Copy out each line below exactly as it appears.

INPUT ▸
○ ○ ○ ○

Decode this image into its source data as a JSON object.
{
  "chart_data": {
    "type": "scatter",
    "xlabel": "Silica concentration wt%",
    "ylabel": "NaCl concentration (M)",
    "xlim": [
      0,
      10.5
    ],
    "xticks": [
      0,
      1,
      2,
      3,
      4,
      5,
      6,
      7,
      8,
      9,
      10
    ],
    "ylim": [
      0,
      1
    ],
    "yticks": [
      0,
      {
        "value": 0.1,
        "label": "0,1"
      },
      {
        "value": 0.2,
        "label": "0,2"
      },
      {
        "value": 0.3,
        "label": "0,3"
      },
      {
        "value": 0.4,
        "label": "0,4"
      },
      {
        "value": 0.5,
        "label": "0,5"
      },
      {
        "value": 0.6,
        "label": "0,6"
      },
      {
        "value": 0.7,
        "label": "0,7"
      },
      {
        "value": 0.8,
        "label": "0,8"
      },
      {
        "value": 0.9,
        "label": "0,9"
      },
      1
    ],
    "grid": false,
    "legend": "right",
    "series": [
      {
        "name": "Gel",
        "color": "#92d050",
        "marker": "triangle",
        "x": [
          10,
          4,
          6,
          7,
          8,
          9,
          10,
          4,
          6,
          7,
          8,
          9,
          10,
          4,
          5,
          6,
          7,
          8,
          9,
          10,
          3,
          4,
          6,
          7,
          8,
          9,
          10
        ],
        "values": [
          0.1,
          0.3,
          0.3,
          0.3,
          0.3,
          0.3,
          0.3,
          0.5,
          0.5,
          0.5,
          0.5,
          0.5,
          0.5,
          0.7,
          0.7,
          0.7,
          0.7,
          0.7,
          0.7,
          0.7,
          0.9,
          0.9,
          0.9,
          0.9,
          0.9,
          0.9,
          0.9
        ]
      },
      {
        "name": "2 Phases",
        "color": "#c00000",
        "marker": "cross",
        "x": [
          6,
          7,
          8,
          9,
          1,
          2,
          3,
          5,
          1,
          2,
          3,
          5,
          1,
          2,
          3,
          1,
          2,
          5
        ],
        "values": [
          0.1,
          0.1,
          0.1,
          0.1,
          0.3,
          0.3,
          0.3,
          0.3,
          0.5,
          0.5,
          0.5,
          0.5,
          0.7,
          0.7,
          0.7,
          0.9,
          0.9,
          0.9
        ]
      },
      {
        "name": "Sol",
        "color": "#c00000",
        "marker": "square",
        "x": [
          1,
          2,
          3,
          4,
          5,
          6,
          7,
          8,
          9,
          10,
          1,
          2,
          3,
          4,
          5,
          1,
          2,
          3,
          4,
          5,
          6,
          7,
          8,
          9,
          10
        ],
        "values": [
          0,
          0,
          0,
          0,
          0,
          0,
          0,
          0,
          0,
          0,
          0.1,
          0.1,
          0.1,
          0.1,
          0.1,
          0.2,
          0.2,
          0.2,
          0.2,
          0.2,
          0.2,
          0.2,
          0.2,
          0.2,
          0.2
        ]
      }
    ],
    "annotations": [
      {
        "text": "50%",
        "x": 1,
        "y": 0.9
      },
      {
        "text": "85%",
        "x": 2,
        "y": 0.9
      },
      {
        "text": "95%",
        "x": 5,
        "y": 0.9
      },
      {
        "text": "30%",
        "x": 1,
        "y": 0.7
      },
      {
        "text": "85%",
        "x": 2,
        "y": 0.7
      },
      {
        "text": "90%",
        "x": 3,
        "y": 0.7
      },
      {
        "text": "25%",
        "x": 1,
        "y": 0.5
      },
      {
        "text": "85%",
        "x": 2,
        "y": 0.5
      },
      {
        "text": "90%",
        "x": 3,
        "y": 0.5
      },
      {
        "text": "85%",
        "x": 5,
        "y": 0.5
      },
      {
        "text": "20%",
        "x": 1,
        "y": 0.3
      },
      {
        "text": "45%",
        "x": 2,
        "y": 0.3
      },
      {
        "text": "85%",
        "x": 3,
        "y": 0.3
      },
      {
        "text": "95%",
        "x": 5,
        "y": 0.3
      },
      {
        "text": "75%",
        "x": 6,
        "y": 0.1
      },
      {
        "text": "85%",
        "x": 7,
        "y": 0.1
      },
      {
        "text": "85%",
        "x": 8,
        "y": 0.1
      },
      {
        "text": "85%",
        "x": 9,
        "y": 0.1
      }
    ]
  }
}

○ ○ ○ ○

RESULT OF THE EXERCISE ▸
Decode this image into its source data as a JSON object.
{
  "chart_data": {
    "type": "scatter",
    "xlabel": "Silica concentration wt%",
    "ylabel": "NaCl concentration (M)",
    "xlim": [
      0,
      10.5
    ],
    "xticks": [
      0,
      1,
      2,
      3,
      4,
      5,
      6,
      7,
      8,
      9,
      10
    ],
    "ylim": [
      0,
      1
    ],
    "yticks": [
      0,
      {
        "value": 0.1,
        "label": "0,1"
      },
      {
        "value": 0.2,
        "label": "0,2"
      },
      {
        "value": 0.3,
        "label": "0,3"
      },
      {
        "value": 0.4,
        "label": "0,4"
      },
      {
        "value": 0.5,
        "label": "0,5"
      },
      {
        "value": 0.6,
        "label": "0,6"
      },
      {
        "value": 0.7,
        "label": "0,7"
      },
      {
        "value": 0.8,
        "label": "0,8"
      },
      {
        "value": 0.9,
        "label": "0,9"
      },
      1
    ],
    "grid": false,
    "legend": "right",
    "series": [
      {
        "name": "Gel",
        "color": "#92d050",
        "marker": "triangle",
        "x": [
          10,
          4,
          6,
          7,
          8,
          9,
          10,
          4,
          6,
          7,
          8,
          9,
          10,
          4,
          5,
          6,
          7,
          8,
          9,
          10,
          3,
          4,
          6,
          7,
          8,
          9,
          10
        ],
        "values": [
          0.1,
          0.3,
          0.3,
          0.3,
          0.3,
          0.3,
          0.3,
          0.5,
          0.5,
          0.5,
          0.5,
          0.5,
          0.5,
          0.7,
          0.7,
          0.7,
          0.7,
          0.7,
          0.7,
          0.7,
          0.9,
          0.9,
          0.9,
          0.9,
          0.9,
          0.9,
          0.9
        ]
      },
      {
        "name": "2 Phases",
        "color": "#c00000",
        "marker": "cross",
        "x": [
          6,
          7,
          8,
          9,
          1,
          2,
          3,
          5,
          1,
          2,
          3,
          5,
          1,
          2,
          3,
          1,
          2,
          5
        ],
        "values": [
          0.1,
          0.1,
          0.1,
          0.1,
          0.3,
          0.3,
          0.3,
          0.3,
          0.5,
          0.5,
          0.5,
          0.5,
          0.7,
          0.7,
          0.7,
          0.9,
          0.9,
          0.9
        ]
      },
      {
        "name": "Sol",
        "color": "#c00000",
        "marker": "square",
        "x": [
          1,
          2,
          3,
          4,
          5,
          6,
          7,
          8,
          9,
          10,
          1,
          2,
          3,
          4,
          5,
          1,
          2,
          3,
          4,
          5,
          6,
          7,
          8,
          9,
          10
        ],
        "values": [
          0,
          0,
          0,
          0,
          0,
          0,
          0,
          0,
          0,
          0,
          0.1,
          0.1,
          0.1,
          0.1,
          0.1,
          0.2,
          0.2,
          0.2,
          0.2,
          0.2,
          0.2,
          0.2,
          0.2,
          0.2,
          0.2
        ]
      }
    ],
    "annotations": [
      {
        "text": "50%",
        "x": 1,
        "y": 0.9
      },
      {
        "text": "85%",
        "x": 2,
        "y": 0.9
      },
      {
        "text": "95%",
        "x": 5,
        "y": 0.9
      },
      {
        "text": "30%",
        "x": 1,
        "y": 0.7
      },
      {
        "text": "85%",
        "x": 2,
        "y": 0.7
      },
      {
        "text": "90%",
        "x": 3,
        "y": 0.7
      },
      {
        "text": "25%",
        "x": 1,
        "y": 0.5
      },
      {
        "text": "85%",
        "x": 2,
        "y": 0.5
      },
      {
        "text": "90%",
        "x": 3,
        "y": 0.5
      },
      {
        "text": "85%",
        "x": 5,
        "y": 0.5
      },
      {
        "text": "20%",
        "x": 1,
        "y": 0.3
      },
      {
        "text": "45%",
        "x": 2,
        "y": 0.3
      },
      {
        "text": "85%",
        "x": 3,
        "y": 0.3
      },
      {
        "text": "95%",
        "x": 5,
        "y": 0.3
      },
      {
        "text": "75%",
        "x": 6,
        "y": 0.1
      },
      {
        "text": "85%",
        "x": 7,
        "y": 0.1
      },
      {
        "text": "85%",
        "x": 8,
        "y": 0.1
      },
      {
        "text": "85%",
        "x": 9,
        "y": 0.1
      }
    ]
  }
}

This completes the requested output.